The listing below must be repeated word for word, with its images excluded.
>>
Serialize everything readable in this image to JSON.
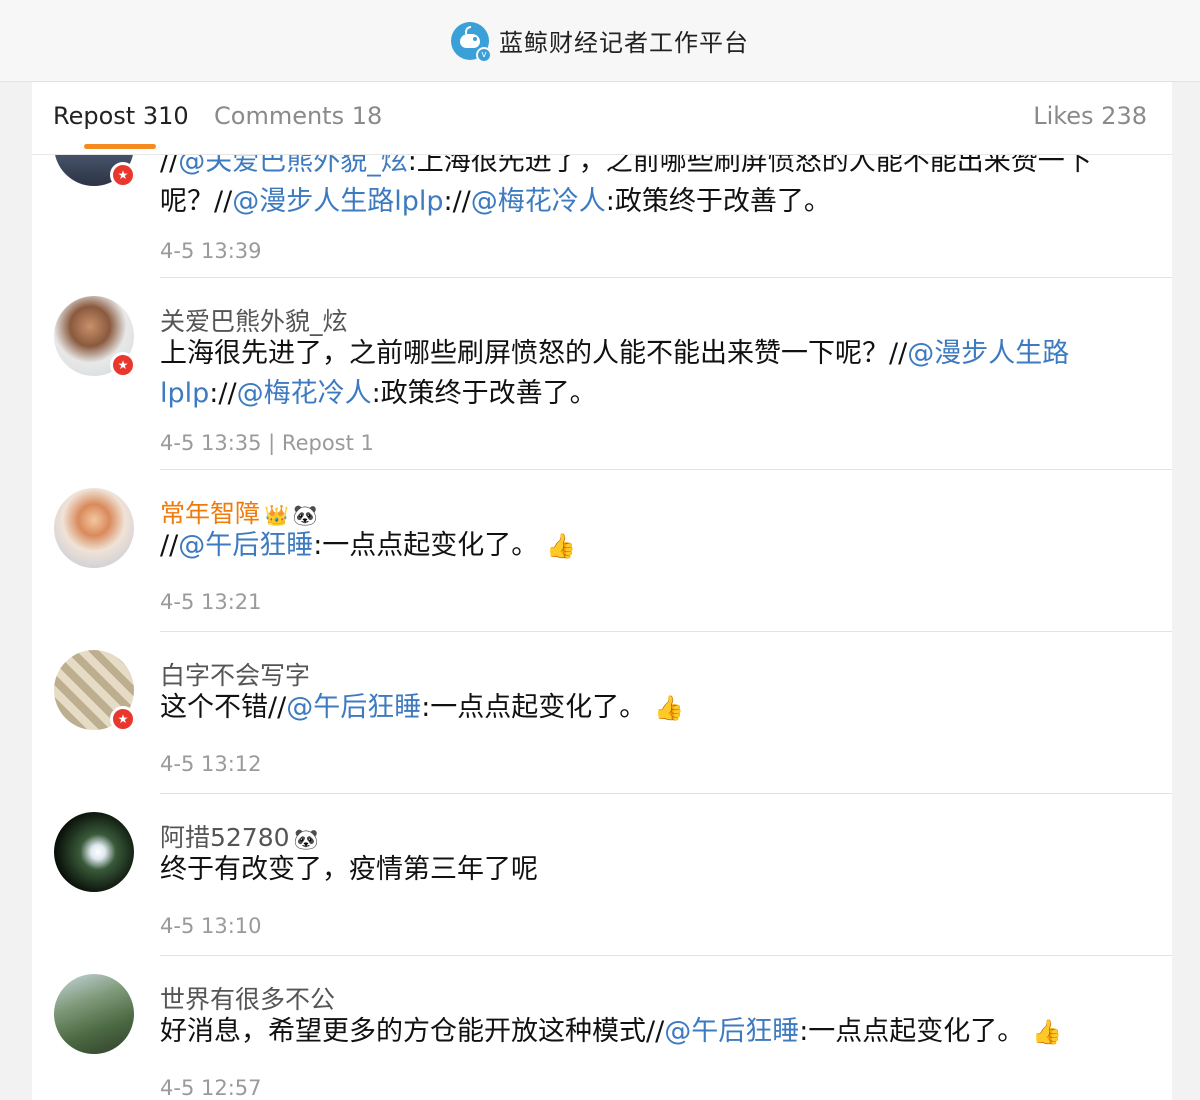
{
  "header": {
    "title": "蓝鲸财经记者工作平台",
    "logo_icon": "whale-logo-icon",
    "verified_mark": "v"
  },
  "tabs": {
    "repost": "Repost 310",
    "comments": "Comments 18",
    "likes": "Likes 238"
  },
  "colors": {
    "accent": "#f58a1f",
    "mention": "#3d7ac0",
    "vip_name": "#f07a0a",
    "badge": "#e8382e"
  },
  "posts": [
    {
      "seg1": "//",
      "seg2": "@关爱巴熊外貌_炫",
      "seg3": ":上海很先进了，之前哪些刷屏愤怒的人能不能出来赞一下呢？//",
      "seg4": "@漫步人生路lplp",
      "seg5": "://",
      "seg6": "@梅花冷人",
      "seg7": ":政策终于改善了。",
      "time": "4-5 13:39"
    },
    {
      "username": "关爱巴熊外貌_炫",
      "seg1": "上海很先进了，之前哪些刷屏愤怒的人能不能出来赞一下呢？//",
      "seg2": "@漫步人生路lplp",
      "seg3": "://",
      "seg4": "@梅花冷人",
      "seg5": ":政策终于改善了。",
      "time": "4-5 13:35 | Repost 1"
    },
    {
      "username": "常年智障",
      "seg1": "//",
      "seg2": "@午后狂睡",
      "seg3": ":一点点起变化了。",
      "time": "4-5 13:21"
    },
    {
      "username": "白字不会写字",
      "seg1": "这个不错//",
      "seg2": "@午后狂睡",
      "seg3": ":一点点起变化了。",
      "time": "4-5 13:12"
    },
    {
      "username": "阿措52780",
      "seg1": "终于有改变了，疫情第三年了呢",
      "time": "4-5 13:10"
    },
    {
      "username": "世界有很多不公",
      "seg1": "好消息，希望更多的方仓能开放这种模式//",
      "seg2": "@午后狂睡",
      "seg3": ":一点点起变化了。",
      "time": "4-5 12:57"
    }
  ]
}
<<
→ Completed exercise:
Serialize everything readable in this image to JSON.
{
  "header": {
    "title": "蓝鲸财经记者工作平台",
    "logo_icon": "whale-logo-icon",
    "verified_mark": "v"
  },
  "tabs": {
    "repost": "Repost 310",
    "comments": "Comments 18",
    "likes": "Likes 238"
  },
  "colors": {
    "accent": "#f58a1f",
    "mention": "#3d7ac0",
    "vip_name": "#f07a0a",
    "badge": "#e8382e"
  },
  "posts": [
    {
      "seg1": "//",
      "seg2": "@关爱巴熊外貌_炫",
      "seg3": ":上海很先进了，之前哪些刷屏愤怒的人能不能出来赞一下呢？//",
      "seg4": "@漫步人生路lplp",
      "seg5": "://",
      "seg6": "@梅花冷人",
      "seg7": ":政策终于改善了。",
      "time": "4-5 13:39"
    },
    {
      "username": "关爱巴熊外貌_炫",
      "seg1": "上海很先进了，之前哪些刷屏愤怒的人能不能出来赞一下呢？//",
      "seg2": "@漫步人生路lplp",
      "seg3": "://",
      "seg4": "@梅花冷人",
      "seg5": ":政策终于改善了。",
      "time": "4-5 13:35 | Repost 1"
    },
    {
      "username": "常年智障",
      "seg1": "//",
      "seg2": "@午后狂睡",
      "seg3": ":一点点起变化了。",
      "time": "4-5 13:21"
    },
    {
      "username": "白字不会写字",
      "seg1": "这个不错//",
      "seg2": "@午后狂睡",
      "seg3": ":一点点起变化了。",
      "time": "4-5 13:12"
    },
    {
      "username": "阿措52780",
      "seg1": "终于有改变了，疫情第三年了呢",
      "time": "4-5 13:10"
    },
    {
      "username": "世界有很多不公",
      "seg1": "好消息，希望更多的方仓能开放这种模式//",
      "seg2": "@午后狂睡",
      "seg3": ":一点点起变化了。",
      "time": "4-5 12:57"
    }
  ]
}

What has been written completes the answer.